* DIRECTIONS
Collect all the lines that mention the word "Structure".

(Saved data entries)
## start

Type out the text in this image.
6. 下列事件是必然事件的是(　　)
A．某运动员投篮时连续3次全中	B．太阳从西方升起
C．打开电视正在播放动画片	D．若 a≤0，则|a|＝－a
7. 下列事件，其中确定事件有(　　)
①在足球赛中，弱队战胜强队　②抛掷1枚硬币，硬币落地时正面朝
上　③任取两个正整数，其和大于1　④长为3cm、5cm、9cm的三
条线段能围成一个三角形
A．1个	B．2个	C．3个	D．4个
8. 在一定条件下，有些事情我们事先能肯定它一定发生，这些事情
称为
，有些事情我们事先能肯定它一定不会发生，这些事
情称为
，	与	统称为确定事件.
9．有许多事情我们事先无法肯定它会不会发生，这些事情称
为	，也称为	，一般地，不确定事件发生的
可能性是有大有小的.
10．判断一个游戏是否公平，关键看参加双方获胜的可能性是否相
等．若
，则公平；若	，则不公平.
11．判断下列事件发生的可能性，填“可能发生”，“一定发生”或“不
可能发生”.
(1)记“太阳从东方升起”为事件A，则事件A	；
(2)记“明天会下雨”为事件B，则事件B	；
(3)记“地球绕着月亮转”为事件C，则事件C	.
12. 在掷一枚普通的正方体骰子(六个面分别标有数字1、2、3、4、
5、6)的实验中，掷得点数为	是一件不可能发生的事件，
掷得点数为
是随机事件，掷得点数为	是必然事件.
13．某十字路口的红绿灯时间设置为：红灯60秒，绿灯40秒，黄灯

## end
## start

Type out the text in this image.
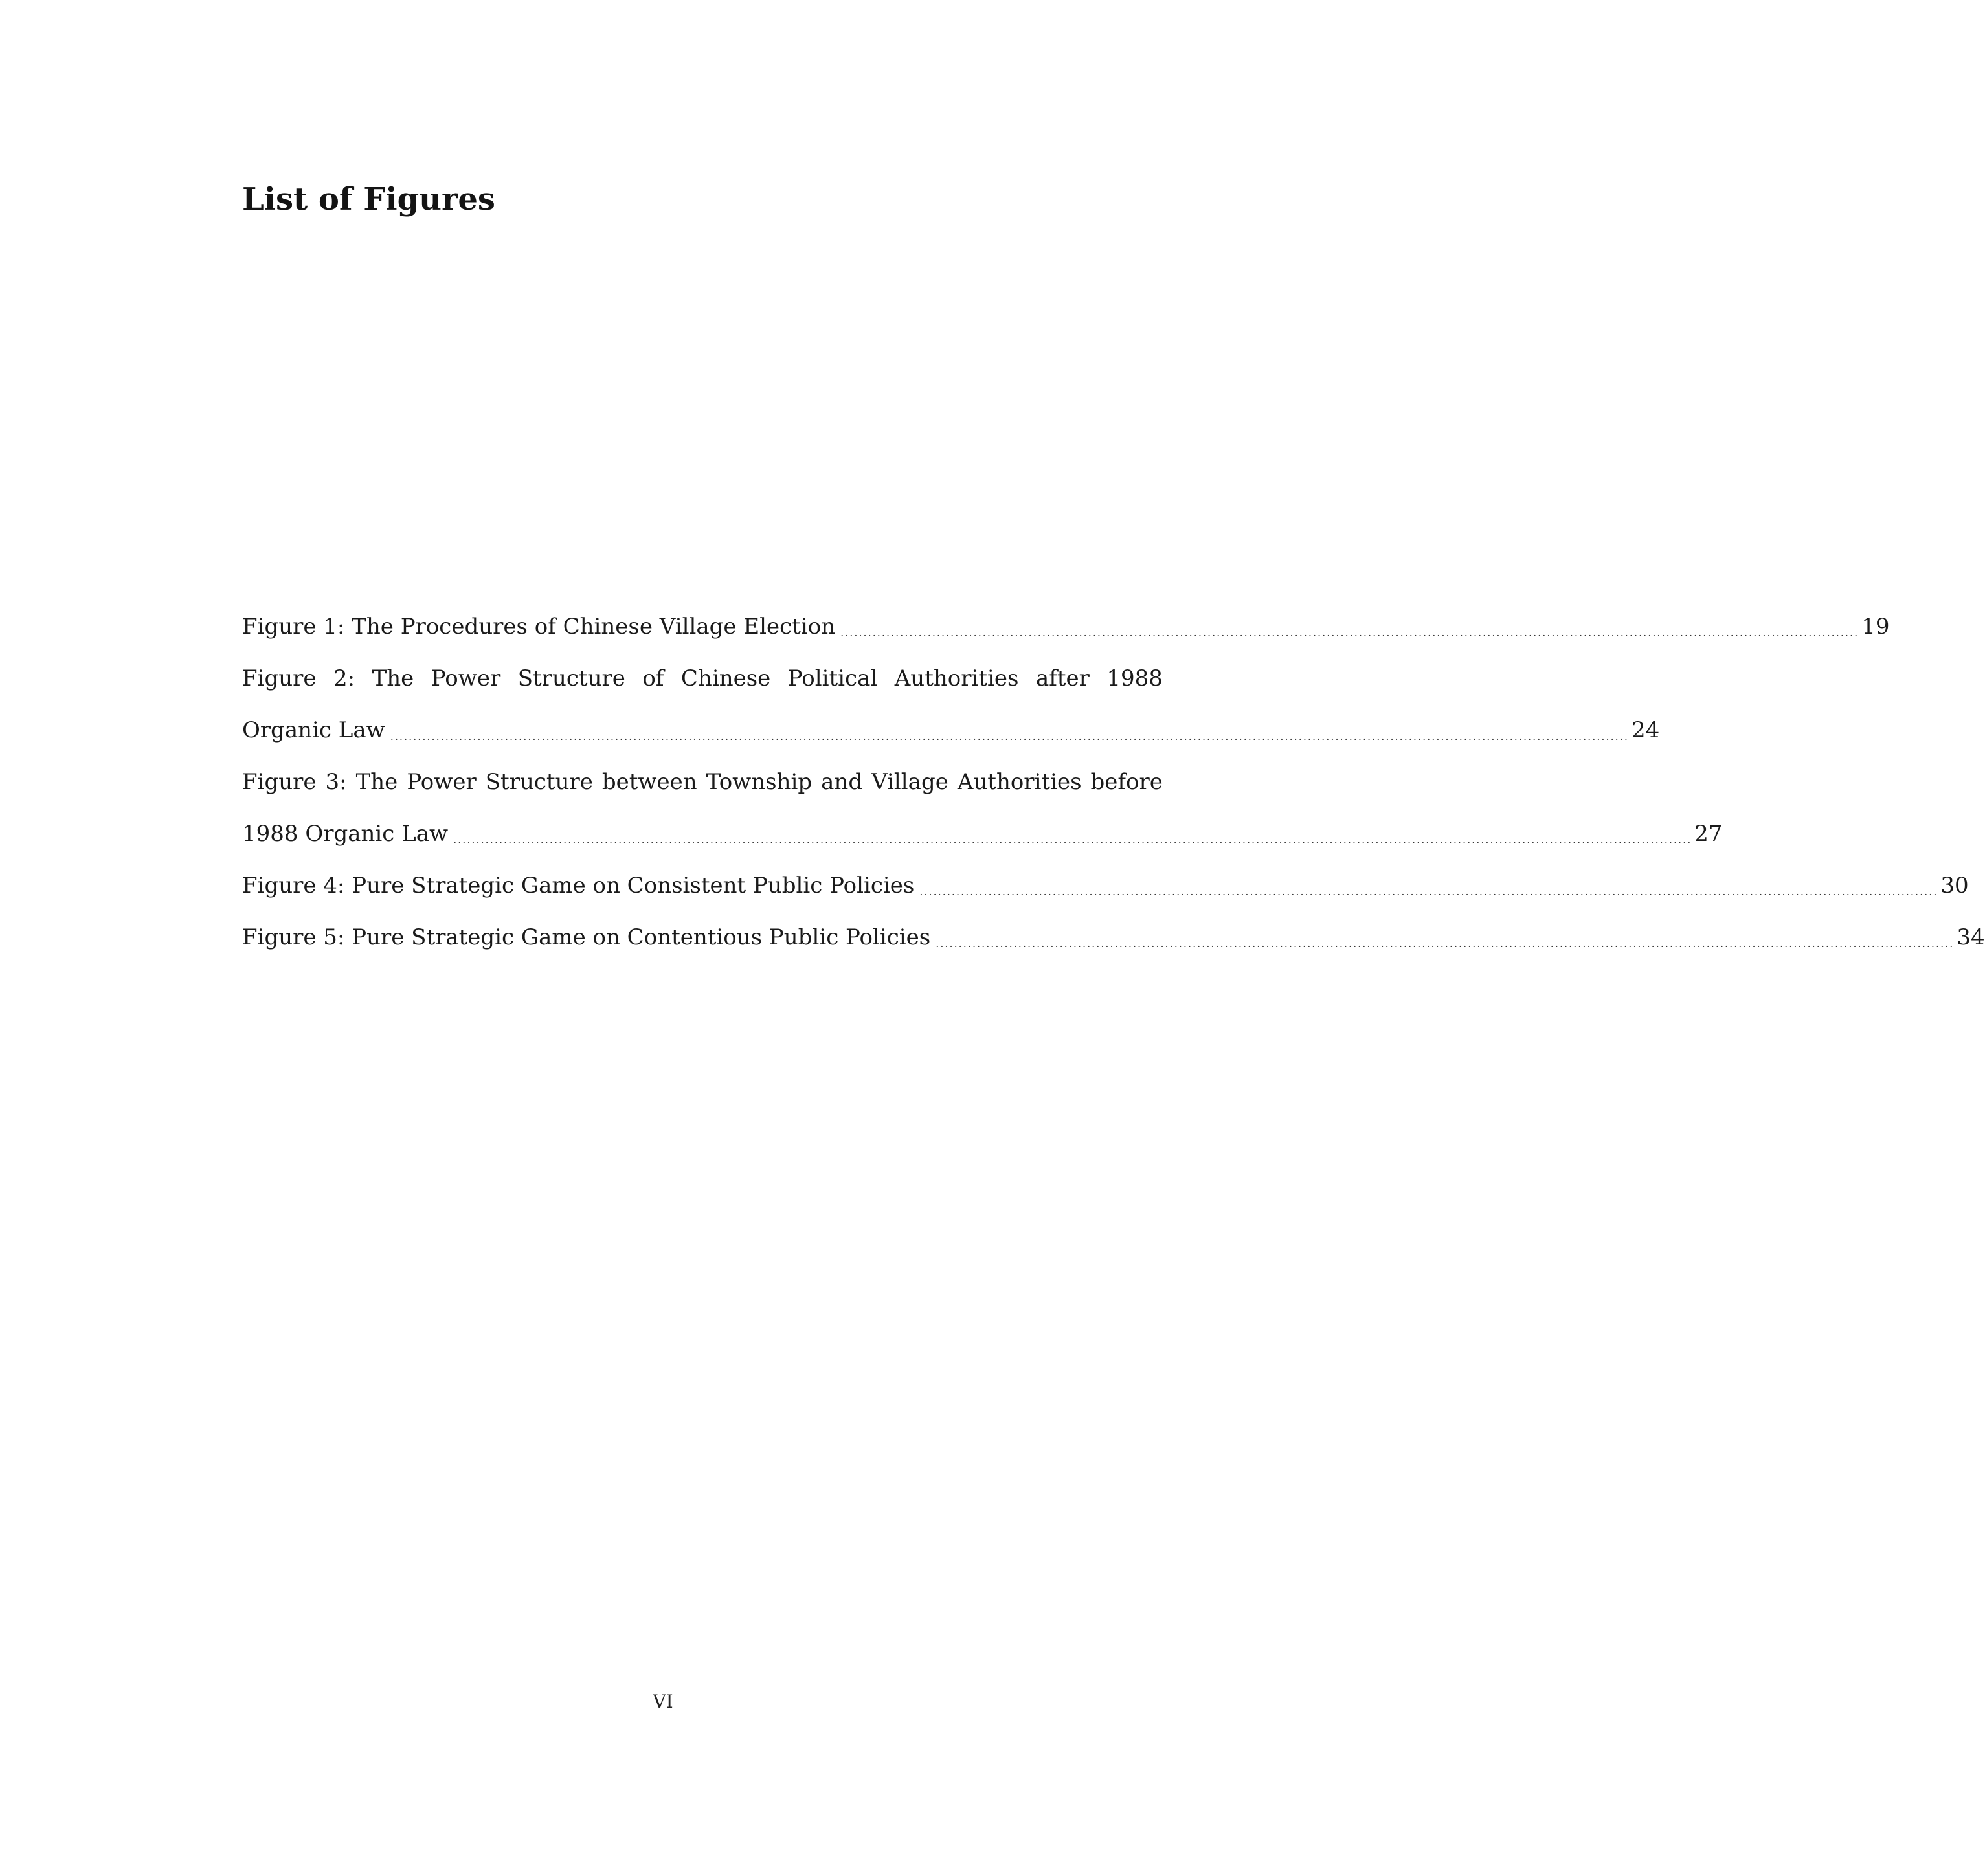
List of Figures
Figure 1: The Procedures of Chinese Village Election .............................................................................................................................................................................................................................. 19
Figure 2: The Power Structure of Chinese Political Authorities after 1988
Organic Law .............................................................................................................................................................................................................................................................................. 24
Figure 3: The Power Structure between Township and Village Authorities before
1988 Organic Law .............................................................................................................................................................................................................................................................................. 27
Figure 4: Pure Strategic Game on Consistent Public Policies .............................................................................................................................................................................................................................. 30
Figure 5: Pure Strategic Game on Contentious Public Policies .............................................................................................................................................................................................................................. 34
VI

## end

* WORKED ANSWER
Figure 2: The Power Structure of Chinese Political Authorities after 1988
Figure 3: The Power Structure between Township and Village Authorities before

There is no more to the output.